• JOB: Go through the records and copy each line where the word "Covid" occurs.

****************************************

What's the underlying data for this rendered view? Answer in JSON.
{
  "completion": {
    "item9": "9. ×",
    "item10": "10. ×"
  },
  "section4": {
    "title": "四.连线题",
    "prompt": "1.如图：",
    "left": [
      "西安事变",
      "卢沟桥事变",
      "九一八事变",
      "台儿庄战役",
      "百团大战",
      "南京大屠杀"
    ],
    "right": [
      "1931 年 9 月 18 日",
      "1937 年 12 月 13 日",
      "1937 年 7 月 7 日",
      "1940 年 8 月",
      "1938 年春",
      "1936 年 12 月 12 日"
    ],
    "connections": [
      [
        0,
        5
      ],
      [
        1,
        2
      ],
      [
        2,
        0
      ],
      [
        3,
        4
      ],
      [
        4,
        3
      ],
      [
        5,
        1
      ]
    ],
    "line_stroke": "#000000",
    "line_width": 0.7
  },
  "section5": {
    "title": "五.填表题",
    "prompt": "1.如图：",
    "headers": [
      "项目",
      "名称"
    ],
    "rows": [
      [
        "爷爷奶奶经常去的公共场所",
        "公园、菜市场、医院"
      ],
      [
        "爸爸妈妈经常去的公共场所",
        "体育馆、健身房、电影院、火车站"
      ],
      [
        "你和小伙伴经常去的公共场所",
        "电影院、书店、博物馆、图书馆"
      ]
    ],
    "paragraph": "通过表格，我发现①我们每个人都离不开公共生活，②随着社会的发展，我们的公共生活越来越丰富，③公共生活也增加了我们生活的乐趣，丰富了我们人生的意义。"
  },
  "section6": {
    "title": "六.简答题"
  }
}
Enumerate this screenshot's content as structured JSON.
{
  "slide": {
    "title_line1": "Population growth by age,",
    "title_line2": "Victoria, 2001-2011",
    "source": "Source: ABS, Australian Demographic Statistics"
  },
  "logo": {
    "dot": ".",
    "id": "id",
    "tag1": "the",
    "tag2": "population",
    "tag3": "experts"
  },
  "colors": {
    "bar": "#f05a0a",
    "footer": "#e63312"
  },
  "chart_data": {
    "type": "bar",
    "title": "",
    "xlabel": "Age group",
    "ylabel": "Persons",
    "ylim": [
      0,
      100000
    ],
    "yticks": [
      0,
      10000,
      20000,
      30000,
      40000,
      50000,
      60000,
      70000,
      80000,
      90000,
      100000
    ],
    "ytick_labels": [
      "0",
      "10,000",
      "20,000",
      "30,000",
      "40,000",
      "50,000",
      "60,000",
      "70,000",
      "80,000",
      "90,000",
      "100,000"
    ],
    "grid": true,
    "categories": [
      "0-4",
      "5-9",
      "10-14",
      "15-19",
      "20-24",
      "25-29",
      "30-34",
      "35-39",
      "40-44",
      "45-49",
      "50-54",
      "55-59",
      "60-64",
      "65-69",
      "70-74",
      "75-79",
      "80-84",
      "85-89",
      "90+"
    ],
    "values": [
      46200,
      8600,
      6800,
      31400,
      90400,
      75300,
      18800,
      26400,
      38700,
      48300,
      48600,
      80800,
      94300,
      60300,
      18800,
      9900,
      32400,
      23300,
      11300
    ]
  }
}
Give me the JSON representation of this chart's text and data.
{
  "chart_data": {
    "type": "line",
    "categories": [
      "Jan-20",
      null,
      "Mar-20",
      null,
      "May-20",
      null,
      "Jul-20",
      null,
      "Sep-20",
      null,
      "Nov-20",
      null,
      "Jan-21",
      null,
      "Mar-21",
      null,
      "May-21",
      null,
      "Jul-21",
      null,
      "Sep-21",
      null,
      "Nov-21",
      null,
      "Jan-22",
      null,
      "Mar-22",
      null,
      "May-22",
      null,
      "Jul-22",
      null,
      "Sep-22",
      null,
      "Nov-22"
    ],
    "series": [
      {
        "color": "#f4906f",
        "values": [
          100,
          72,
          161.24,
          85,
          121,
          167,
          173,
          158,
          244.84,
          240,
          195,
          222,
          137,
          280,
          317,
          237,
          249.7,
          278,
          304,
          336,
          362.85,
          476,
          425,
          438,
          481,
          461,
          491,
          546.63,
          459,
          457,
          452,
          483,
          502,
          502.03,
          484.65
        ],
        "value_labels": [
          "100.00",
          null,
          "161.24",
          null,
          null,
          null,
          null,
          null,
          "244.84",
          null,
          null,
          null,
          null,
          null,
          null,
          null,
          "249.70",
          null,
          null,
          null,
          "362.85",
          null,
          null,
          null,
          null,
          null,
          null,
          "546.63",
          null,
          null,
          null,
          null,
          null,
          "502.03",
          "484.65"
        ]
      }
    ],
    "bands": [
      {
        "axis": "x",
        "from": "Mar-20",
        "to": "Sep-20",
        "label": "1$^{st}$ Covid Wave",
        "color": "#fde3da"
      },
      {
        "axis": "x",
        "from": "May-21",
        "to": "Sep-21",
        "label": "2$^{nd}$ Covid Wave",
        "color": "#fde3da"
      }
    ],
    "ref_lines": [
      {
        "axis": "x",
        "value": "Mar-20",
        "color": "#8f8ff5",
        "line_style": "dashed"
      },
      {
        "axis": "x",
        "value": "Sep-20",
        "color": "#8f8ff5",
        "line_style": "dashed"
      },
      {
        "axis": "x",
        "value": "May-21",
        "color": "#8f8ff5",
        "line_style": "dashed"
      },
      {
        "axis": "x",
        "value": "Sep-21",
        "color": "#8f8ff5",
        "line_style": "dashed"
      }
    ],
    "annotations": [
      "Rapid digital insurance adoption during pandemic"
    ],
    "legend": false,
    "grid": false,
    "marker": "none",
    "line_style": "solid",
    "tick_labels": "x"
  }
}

****************************************

• RESPONSE TO THE TASK:
        "label": "1$^{st}$ Covid Wave",
        "label": "2$^{nd}$ Covid Wave",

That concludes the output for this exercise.